### [Exercise inputs]
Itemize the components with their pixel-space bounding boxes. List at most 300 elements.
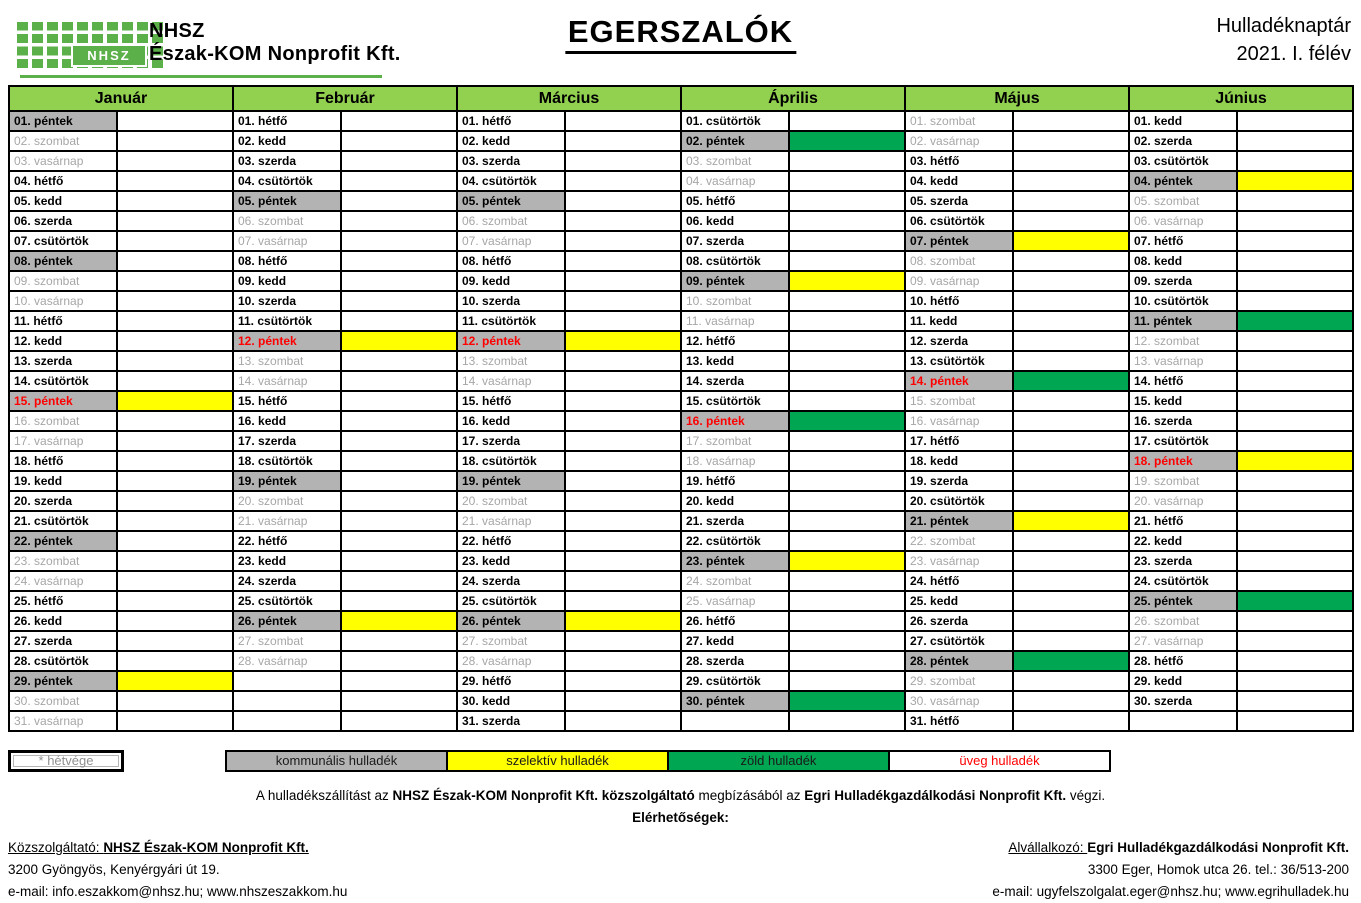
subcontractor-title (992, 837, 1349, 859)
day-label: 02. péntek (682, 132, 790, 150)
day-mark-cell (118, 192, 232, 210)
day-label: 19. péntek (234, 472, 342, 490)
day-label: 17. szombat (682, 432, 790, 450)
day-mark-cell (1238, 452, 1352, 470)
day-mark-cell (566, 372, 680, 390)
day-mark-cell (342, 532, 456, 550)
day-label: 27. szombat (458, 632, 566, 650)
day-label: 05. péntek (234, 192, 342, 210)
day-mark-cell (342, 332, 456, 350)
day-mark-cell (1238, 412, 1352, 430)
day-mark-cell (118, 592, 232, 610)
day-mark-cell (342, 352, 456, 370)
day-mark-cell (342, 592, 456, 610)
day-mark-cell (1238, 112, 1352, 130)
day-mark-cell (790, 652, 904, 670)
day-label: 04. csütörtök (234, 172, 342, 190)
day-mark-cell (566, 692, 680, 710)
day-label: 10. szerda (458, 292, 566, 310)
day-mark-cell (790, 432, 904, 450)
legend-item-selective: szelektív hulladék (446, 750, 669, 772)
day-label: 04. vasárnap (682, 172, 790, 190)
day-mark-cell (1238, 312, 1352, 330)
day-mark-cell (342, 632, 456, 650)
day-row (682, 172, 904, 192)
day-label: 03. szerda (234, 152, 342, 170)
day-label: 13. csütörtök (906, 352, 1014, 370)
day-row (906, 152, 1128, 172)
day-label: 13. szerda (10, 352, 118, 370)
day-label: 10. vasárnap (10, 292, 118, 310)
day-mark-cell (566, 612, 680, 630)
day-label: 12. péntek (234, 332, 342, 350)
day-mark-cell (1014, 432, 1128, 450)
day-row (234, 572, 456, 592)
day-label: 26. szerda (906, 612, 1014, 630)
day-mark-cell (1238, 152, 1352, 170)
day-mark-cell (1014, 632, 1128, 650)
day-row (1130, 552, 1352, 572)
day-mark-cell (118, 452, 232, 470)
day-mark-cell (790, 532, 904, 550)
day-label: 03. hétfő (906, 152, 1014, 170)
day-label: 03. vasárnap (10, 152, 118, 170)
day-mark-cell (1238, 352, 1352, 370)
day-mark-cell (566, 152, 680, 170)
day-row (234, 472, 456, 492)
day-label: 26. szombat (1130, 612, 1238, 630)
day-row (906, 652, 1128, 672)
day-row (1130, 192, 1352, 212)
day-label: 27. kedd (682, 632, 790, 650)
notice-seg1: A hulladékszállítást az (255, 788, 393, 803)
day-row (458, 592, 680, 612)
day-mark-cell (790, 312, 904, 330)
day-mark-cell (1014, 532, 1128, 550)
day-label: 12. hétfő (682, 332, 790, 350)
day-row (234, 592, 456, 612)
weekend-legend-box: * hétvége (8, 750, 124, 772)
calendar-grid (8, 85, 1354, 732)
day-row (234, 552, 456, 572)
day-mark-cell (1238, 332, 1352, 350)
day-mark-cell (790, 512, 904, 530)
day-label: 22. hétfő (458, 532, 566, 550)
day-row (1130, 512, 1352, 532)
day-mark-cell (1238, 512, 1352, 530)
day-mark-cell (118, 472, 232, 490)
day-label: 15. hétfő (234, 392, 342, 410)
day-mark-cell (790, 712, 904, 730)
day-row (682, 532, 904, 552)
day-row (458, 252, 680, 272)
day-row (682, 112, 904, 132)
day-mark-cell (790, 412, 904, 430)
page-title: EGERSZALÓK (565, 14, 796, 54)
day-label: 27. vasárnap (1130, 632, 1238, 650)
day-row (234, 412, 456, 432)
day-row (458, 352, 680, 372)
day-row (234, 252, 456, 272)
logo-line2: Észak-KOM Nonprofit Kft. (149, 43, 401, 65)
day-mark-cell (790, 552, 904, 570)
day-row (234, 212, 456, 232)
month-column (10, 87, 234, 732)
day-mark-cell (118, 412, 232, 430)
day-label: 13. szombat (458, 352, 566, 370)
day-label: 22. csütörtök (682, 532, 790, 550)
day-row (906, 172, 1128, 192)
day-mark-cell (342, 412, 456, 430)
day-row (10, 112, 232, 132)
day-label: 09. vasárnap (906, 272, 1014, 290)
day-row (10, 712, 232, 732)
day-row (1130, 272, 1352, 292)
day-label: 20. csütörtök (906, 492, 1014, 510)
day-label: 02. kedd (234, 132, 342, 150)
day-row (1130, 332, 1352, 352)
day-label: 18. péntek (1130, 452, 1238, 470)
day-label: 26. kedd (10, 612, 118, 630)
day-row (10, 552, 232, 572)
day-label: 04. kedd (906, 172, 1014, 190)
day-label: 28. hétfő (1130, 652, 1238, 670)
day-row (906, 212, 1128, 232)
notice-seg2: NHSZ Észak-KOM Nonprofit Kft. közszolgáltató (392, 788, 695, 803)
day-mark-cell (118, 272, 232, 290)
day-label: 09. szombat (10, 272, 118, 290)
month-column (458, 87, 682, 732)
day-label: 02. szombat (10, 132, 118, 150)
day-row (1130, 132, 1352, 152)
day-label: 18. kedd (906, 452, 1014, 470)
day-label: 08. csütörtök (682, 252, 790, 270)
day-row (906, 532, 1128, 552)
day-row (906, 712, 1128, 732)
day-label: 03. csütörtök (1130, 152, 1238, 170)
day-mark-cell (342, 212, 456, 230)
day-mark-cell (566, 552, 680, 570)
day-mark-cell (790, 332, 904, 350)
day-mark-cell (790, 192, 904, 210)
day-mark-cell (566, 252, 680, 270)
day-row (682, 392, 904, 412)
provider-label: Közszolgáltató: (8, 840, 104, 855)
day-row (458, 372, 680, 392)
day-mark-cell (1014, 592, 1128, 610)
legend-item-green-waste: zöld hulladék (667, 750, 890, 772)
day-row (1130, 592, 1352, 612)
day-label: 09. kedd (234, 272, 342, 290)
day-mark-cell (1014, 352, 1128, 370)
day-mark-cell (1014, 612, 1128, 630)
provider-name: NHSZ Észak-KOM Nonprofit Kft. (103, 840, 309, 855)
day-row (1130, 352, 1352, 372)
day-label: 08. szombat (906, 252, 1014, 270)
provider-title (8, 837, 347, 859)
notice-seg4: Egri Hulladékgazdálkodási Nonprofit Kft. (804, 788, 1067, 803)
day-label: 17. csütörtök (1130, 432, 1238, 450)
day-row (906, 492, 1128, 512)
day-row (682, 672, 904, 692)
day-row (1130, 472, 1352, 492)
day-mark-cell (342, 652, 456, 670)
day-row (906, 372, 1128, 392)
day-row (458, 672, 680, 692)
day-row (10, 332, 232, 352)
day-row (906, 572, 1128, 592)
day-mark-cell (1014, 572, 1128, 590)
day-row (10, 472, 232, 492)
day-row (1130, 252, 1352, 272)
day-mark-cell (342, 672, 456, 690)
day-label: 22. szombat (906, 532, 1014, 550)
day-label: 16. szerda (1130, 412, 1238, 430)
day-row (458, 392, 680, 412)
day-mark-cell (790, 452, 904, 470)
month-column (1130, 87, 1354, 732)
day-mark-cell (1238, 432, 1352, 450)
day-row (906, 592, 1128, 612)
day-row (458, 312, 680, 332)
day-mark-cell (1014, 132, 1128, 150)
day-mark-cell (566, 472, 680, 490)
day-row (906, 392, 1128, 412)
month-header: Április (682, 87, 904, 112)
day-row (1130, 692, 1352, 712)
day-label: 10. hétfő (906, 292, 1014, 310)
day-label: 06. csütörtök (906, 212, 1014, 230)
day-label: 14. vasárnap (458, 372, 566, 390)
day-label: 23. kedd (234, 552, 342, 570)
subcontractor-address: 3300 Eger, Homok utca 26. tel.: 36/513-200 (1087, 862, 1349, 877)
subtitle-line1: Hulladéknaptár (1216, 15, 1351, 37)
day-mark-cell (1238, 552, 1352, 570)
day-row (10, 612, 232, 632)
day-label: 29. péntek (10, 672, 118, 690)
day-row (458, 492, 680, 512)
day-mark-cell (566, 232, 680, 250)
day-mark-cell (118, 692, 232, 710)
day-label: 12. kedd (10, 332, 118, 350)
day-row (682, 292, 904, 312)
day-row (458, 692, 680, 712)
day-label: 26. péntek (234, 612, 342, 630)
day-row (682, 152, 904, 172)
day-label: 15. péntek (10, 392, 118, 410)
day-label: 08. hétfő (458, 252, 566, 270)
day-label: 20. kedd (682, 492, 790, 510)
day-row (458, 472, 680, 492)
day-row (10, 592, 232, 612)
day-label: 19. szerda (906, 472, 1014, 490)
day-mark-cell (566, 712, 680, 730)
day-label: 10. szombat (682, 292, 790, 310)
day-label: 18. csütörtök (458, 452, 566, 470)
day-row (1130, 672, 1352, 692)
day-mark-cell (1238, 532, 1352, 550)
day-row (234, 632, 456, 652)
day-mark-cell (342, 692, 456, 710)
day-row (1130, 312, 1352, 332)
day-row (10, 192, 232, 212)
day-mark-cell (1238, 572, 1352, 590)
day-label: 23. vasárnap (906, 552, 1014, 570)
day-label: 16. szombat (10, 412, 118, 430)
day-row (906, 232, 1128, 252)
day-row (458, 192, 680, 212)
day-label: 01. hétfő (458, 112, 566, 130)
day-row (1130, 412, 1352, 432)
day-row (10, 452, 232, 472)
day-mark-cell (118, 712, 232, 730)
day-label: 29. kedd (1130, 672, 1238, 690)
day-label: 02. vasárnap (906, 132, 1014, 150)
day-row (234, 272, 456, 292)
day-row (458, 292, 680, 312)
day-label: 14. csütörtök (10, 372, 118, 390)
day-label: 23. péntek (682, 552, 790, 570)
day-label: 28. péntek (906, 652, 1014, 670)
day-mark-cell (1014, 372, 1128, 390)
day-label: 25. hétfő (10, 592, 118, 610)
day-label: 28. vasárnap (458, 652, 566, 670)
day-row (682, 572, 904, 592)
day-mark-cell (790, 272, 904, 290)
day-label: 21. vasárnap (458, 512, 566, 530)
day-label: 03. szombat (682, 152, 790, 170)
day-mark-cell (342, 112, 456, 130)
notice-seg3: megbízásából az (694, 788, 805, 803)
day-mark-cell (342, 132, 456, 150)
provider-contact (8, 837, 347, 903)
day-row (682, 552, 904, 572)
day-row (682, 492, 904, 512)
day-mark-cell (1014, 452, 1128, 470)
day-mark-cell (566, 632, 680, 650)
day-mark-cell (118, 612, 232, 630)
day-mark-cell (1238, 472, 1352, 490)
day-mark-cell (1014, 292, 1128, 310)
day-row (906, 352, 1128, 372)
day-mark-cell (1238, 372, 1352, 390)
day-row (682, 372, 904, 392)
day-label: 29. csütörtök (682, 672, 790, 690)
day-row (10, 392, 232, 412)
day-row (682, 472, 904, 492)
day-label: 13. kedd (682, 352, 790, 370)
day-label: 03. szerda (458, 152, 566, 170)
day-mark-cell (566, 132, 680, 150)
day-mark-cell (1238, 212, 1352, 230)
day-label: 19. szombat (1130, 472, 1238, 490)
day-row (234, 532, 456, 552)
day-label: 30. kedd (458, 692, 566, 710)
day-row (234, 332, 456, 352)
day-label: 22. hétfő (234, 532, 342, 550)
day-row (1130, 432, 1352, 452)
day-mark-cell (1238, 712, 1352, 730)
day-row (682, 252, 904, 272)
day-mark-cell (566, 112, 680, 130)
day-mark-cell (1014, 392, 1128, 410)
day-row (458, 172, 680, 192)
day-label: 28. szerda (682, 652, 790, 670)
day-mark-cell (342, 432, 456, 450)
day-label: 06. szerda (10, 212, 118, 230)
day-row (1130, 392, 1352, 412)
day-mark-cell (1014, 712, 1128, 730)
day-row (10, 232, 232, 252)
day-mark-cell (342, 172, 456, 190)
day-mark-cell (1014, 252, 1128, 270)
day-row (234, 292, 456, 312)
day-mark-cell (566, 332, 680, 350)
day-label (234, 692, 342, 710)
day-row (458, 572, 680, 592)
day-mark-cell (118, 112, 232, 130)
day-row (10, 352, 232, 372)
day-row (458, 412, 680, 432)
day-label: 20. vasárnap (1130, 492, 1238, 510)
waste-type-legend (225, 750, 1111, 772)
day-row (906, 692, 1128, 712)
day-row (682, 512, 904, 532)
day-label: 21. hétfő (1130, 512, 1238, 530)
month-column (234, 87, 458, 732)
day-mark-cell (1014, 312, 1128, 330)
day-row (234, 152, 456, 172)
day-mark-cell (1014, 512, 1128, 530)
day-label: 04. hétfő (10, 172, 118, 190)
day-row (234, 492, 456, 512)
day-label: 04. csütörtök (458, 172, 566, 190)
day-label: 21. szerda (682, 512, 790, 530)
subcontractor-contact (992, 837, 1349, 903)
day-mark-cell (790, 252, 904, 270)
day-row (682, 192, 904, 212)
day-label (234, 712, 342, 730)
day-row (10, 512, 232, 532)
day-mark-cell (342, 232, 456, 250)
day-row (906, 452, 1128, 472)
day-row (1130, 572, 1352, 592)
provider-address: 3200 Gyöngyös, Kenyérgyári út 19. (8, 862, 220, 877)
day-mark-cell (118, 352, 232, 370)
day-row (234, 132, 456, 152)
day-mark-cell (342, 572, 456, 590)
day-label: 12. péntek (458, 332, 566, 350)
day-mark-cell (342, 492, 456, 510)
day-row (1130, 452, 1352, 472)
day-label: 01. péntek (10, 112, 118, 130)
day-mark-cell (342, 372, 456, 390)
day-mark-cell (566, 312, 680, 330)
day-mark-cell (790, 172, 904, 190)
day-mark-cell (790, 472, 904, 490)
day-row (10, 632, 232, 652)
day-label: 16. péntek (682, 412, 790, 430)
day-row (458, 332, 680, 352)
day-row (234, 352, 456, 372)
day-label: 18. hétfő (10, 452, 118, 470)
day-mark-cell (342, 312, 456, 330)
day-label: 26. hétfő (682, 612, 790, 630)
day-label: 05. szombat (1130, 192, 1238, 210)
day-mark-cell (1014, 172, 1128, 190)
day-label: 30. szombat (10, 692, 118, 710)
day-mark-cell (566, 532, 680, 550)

...

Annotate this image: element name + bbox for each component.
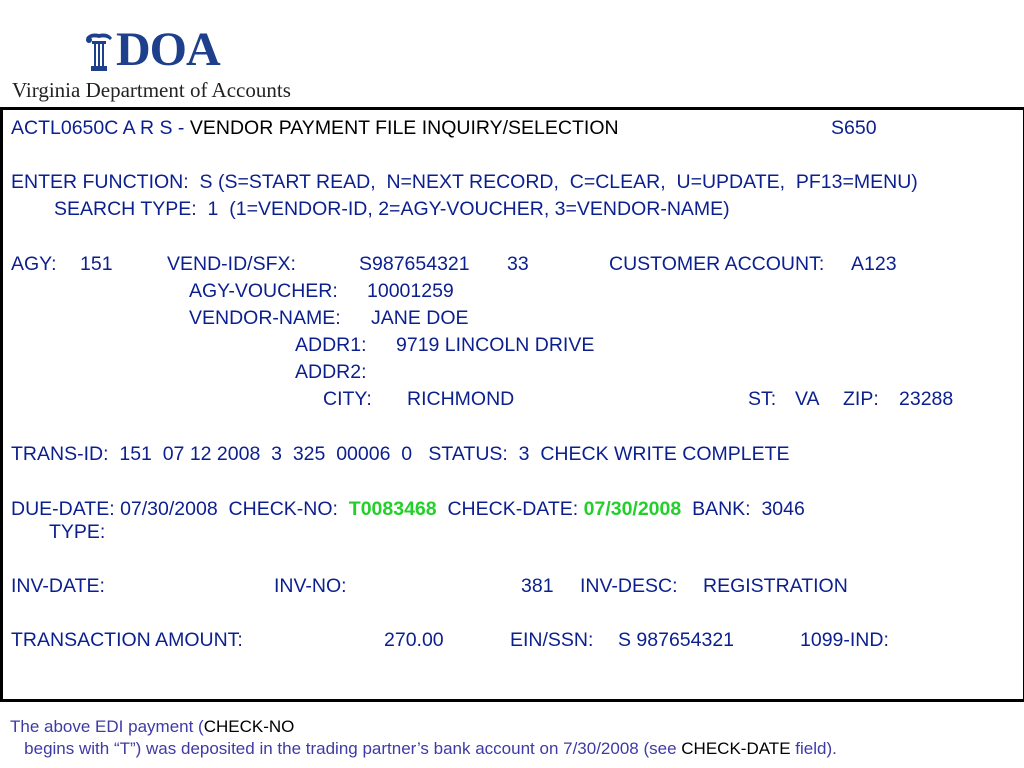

### [Exercise directions]
Count the lines in the material above that contain the string "vasárnap". Reply with the number alone.

### [Response]
11